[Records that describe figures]
## Begin

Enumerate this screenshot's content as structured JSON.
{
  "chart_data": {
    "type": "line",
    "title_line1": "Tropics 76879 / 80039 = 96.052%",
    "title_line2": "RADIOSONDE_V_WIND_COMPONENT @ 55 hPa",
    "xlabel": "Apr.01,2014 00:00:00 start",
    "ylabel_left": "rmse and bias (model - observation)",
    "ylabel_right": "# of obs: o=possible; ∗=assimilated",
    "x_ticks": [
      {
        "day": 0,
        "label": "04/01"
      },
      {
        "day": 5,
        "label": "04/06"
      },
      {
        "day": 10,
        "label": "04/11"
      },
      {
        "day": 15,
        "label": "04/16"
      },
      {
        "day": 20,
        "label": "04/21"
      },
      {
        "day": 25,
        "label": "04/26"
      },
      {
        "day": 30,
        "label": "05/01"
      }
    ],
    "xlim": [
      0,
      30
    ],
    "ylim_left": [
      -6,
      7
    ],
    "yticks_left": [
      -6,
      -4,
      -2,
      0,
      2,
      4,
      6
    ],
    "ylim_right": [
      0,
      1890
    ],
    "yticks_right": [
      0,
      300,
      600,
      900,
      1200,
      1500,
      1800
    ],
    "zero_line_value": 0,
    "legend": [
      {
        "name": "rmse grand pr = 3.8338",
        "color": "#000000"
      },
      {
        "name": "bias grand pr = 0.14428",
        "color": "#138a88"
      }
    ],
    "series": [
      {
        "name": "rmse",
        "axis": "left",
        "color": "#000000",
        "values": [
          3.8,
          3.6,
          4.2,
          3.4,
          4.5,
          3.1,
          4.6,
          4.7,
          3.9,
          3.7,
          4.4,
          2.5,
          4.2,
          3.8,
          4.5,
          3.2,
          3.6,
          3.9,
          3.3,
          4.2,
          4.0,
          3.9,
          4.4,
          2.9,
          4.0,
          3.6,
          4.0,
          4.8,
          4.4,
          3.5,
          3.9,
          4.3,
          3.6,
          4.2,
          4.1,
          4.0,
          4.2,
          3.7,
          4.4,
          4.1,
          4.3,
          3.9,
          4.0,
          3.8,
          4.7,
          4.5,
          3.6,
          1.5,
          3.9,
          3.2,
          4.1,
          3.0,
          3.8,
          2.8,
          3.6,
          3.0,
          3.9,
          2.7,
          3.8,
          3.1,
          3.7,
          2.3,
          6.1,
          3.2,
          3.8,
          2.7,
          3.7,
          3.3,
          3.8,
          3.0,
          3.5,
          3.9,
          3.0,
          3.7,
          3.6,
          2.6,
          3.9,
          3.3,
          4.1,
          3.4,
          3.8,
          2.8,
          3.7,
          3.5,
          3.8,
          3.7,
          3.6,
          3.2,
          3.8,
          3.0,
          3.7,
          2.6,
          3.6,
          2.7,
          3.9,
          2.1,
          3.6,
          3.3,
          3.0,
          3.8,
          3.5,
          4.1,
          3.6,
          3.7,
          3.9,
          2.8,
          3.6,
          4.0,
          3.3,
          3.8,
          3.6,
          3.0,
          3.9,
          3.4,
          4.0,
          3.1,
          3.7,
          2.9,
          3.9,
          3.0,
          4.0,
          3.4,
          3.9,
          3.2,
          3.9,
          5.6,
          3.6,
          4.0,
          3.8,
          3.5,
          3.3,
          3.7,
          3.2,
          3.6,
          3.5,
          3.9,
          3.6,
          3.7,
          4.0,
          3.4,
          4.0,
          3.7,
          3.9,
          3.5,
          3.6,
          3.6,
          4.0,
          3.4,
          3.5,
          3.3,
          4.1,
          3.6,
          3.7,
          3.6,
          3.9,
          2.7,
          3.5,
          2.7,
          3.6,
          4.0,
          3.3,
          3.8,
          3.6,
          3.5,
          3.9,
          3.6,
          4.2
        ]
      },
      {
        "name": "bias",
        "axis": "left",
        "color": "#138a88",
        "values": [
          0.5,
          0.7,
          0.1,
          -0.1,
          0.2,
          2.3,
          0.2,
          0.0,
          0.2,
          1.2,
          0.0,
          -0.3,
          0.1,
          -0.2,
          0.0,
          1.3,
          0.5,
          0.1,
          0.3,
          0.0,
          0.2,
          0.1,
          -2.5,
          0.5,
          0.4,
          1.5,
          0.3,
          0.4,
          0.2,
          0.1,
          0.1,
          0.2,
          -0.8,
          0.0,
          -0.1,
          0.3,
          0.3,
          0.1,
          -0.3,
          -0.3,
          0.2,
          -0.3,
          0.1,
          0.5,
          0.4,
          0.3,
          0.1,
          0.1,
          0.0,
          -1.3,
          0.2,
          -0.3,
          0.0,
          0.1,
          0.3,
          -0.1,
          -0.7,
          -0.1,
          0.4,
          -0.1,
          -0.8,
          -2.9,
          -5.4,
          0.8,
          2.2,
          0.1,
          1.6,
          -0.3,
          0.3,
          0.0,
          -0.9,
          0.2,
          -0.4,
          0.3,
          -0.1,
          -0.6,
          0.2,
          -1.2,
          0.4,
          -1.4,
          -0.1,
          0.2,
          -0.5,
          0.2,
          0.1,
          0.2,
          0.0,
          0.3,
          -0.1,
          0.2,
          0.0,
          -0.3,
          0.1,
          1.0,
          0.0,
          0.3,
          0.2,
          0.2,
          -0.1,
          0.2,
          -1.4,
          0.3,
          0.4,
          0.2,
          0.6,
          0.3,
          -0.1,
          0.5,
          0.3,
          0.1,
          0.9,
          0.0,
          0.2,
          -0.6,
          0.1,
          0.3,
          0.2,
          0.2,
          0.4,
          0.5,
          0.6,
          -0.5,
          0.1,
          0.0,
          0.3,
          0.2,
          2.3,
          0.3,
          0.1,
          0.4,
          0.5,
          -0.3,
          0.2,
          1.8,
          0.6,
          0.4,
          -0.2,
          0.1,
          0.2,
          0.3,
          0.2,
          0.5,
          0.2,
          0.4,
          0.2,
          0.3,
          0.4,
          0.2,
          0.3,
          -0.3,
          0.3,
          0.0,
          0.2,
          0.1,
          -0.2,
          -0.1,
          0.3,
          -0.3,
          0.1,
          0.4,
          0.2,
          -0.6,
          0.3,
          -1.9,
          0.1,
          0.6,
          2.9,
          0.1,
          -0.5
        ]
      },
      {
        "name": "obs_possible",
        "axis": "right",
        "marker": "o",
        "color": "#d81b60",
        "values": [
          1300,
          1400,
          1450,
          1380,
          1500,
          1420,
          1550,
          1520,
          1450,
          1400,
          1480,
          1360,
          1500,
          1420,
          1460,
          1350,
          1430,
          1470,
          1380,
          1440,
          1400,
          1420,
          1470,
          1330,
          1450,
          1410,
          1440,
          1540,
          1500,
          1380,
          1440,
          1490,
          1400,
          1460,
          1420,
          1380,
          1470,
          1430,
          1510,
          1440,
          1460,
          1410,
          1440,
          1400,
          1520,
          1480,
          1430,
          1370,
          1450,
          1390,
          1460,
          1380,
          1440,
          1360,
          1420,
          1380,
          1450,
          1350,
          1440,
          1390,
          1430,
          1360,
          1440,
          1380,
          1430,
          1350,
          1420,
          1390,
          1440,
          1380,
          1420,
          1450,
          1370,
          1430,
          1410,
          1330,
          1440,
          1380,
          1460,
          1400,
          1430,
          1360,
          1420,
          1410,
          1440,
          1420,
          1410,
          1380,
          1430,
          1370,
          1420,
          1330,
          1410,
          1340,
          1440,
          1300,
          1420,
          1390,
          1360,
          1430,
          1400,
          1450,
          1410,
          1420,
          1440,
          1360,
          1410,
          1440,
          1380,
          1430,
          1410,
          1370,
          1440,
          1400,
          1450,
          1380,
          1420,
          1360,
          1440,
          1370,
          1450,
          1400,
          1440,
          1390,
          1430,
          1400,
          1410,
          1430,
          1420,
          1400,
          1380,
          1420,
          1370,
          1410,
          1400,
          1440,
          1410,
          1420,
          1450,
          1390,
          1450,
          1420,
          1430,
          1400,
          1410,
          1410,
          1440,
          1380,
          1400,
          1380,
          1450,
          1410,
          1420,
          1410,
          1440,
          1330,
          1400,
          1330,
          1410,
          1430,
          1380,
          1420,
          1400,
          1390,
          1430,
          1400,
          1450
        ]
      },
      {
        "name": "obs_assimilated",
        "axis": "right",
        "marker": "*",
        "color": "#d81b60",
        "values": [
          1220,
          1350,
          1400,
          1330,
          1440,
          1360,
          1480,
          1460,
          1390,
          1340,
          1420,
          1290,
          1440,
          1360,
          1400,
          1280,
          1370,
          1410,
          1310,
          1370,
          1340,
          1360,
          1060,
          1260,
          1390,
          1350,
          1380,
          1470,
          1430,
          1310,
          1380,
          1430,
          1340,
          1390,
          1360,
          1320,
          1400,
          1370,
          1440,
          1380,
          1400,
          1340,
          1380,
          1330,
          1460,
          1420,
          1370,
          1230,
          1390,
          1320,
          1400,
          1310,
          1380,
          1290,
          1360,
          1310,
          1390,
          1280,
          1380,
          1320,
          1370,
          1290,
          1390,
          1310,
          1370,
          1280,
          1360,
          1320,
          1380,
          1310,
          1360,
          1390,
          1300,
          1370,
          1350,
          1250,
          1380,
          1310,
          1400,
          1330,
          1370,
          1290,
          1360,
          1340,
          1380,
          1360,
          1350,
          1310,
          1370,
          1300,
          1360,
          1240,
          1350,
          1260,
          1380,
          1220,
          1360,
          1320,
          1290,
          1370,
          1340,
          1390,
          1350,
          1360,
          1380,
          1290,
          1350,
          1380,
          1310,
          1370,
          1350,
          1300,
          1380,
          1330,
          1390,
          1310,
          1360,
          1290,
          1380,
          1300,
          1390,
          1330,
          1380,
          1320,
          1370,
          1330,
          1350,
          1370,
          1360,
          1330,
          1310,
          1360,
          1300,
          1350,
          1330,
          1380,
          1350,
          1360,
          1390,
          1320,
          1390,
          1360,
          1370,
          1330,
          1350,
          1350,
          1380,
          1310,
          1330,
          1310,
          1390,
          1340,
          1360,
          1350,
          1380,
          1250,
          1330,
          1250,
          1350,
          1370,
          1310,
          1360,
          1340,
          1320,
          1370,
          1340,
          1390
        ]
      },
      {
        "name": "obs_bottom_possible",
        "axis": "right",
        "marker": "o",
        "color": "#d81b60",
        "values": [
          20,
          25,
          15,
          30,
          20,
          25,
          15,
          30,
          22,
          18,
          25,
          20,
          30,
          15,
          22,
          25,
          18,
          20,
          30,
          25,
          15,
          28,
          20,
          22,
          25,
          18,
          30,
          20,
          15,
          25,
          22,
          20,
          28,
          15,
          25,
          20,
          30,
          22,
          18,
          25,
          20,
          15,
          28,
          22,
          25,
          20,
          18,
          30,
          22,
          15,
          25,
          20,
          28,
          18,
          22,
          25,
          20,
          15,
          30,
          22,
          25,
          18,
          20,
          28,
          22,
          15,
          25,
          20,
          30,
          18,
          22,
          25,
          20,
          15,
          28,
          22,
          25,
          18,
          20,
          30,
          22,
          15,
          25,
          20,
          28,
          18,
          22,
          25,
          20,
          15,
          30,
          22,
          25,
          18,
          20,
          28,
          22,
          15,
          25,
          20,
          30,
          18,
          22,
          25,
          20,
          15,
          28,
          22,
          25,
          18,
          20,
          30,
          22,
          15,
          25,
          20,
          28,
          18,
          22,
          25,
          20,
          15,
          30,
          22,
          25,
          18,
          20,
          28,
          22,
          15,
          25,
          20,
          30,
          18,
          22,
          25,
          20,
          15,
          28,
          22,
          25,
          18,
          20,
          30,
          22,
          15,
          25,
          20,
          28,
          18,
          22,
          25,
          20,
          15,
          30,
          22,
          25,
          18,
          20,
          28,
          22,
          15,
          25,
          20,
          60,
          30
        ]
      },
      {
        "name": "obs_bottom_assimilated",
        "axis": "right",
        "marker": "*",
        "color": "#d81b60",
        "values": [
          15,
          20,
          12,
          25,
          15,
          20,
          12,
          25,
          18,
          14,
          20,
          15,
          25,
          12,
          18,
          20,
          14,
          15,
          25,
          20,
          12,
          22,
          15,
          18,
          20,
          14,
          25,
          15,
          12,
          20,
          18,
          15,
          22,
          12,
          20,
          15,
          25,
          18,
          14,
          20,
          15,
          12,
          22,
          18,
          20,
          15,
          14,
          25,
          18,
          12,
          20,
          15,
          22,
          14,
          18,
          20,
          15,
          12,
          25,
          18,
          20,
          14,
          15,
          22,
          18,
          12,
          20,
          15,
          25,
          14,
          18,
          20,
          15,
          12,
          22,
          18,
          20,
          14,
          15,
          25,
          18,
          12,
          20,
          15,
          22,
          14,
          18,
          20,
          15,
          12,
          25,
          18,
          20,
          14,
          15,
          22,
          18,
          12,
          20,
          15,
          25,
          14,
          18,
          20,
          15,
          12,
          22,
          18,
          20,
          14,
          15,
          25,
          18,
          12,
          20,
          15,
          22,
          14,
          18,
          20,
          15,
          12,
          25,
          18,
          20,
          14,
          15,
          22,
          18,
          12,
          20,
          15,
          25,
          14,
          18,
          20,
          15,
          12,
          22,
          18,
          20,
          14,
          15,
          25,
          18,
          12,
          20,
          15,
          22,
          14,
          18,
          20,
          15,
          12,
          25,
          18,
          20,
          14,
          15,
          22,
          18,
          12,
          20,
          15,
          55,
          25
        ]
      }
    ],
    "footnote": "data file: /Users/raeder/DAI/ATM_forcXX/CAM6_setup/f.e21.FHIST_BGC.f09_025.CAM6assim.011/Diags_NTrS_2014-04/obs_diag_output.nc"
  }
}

## End

Of all the lines in the data above, state how many include "bias". Say only the number.

3